#### [WHAT YOU WILL DO]
Below are the records; locate each line with the word "whose" and copy it.

** START OF EXTRACTED RECORDS **

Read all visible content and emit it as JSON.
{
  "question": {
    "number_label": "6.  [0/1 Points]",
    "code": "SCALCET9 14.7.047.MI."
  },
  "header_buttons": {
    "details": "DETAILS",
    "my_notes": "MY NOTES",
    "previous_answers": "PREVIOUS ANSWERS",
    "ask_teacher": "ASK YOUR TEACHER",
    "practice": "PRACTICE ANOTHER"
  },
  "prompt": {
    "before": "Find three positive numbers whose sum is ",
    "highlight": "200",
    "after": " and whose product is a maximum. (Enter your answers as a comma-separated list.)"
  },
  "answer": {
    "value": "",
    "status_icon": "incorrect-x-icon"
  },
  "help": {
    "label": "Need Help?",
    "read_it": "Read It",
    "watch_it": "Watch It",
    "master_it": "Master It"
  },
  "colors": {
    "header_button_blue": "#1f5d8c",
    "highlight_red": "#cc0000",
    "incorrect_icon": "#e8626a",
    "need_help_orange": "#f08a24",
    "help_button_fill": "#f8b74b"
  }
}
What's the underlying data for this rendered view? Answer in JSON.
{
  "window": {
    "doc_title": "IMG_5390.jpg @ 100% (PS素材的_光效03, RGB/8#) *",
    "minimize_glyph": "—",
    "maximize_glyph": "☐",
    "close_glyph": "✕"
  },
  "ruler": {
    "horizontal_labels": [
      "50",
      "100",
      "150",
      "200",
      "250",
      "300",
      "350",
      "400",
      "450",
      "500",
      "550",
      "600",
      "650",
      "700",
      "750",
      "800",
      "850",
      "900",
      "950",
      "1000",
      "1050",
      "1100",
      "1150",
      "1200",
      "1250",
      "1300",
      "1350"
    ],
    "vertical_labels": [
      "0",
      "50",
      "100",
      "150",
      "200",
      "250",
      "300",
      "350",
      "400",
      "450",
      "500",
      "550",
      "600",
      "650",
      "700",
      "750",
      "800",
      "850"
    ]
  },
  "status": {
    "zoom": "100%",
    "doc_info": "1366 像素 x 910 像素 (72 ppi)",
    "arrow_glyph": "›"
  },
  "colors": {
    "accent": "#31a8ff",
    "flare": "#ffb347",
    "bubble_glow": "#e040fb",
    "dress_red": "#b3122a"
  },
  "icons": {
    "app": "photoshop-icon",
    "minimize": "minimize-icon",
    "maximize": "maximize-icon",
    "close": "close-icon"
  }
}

** END OF EXTRACTED RECORDS **

#### [SOLVED EXERCISE]
    "before": "Find three positive numbers whose sum is ",
    "after": " and whose product is a maximum. (Enter your answers as a comma-separated list.)"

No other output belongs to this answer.